======== PROVIDED INFORMATION

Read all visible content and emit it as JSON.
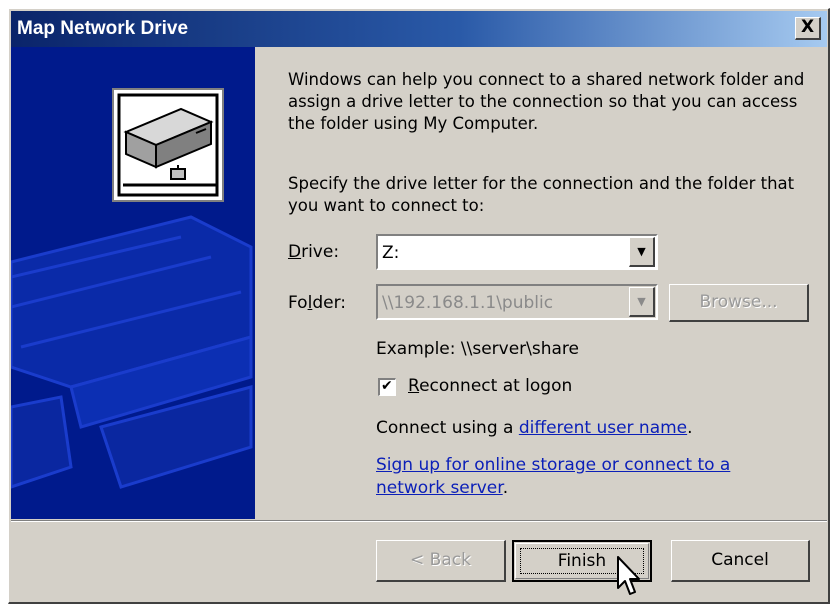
{
  "window": {
    "title": "Map Network Drive",
    "close_glyph": "X"
  },
  "intro_text": "Windows can help you connect to a shared network folder and assign a drive letter to the connection so that you can access the folder using My Computer.",
  "instruction_text": "Specify the drive letter for the connection and the folder that you want to connect to:",
  "drive": {
    "label_mnemonic": "D",
    "label_rest": "rive:",
    "value": "Z:"
  },
  "folder": {
    "label_pre": "Fo",
    "label_mnemonic": "l",
    "label_post": "der:",
    "value": "\\\\192.168.1.1\\public",
    "browse_label": "Browse..."
  },
  "example_text": "Example: \\\\server\\share",
  "reconnect": {
    "label_mnemonic": "R",
    "label_rest": "econnect at logon",
    "checked": true,
    "check_glyph": "✔"
  },
  "connect_using": {
    "prefix": "Connect using a ",
    "link": "different user name",
    "suffix": "."
  },
  "signup": {
    "line1": "Sign up for online storage or connect to a",
    "line2": "network server",
    "suffix": "."
  },
  "buttons": {
    "back": "< Back",
    "finish": "Finish",
    "cancel": "Cancel"
  },
  "icons": {
    "close": "close-icon",
    "drive": "network-drive-icon",
    "dropdown": "chevron-down-icon",
    "cursor": "mouse-pointer-icon"
  },
  "colors": {
    "title_bar": "#0a246a",
    "side_panel": "#001a8c",
    "link": "#0b1fb8",
    "face": "#d4d0c8"
  }
}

================

● **WHAT YOU WILL DO**
Send back the data above word for word, with the pictures left out.

● **PROBLEM SOLUTION**
Read all visible content and emit it as JSON.
{
  "window": {
    "title": "Map Network Drive",
    "close_glyph": "X"
  },
  "intro_text": "Windows can help you connect to a shared network folder and assign a drive letter to the connection so that you can access the folder using My Computer.",
  "instruction_text": "Specify the drive letter for the connection and the folder that you want to connect to:",
  "drive": {
    "label_mnemonic": "D",
    "label_rest": "rive:",
    "value": "Z:"
  },
  "folder": {
    "label_pre": "Fo",
    "label_mnemonic": "l",
    "label_post": "der:",
    "value": "\\\\192.168.1.1\\public",
    "browse_label": "Browse..."
  },
  "example_text": "Example: \\\\server\\share",
  "reconnect": {
    "label_mnemonic": "R",
    "label_rest": "econnect at logon",
    "checked": true,
    "check_glyph": "✔"
  },
  "connect_using": {
    "prefix": "Connect using a ",
    "link": "different user name",
    "suffix": "."
  },
  "signup": {
    "line1": "Sign up for online storage or connect to a",
    "line2": "network server",
    "suffix": "."
  },
  "buttons": {
    "back": "< Back",
    "finish": "Finish",
    "cancel": "Cancel"
  },
  "icons": {
    "close": "close-icon",
    "drive": "network-drive-icon",
    "dropdown": "chevron-down-icon",
    "cursor": "mouse-pointer-icon"
  },
  "colors": {
    "title_bar": "#0a246a",
    "side_panel": "#001a8c",
    "link": "#0b1fb8",
    "face": "#d4d0c8"
  }
}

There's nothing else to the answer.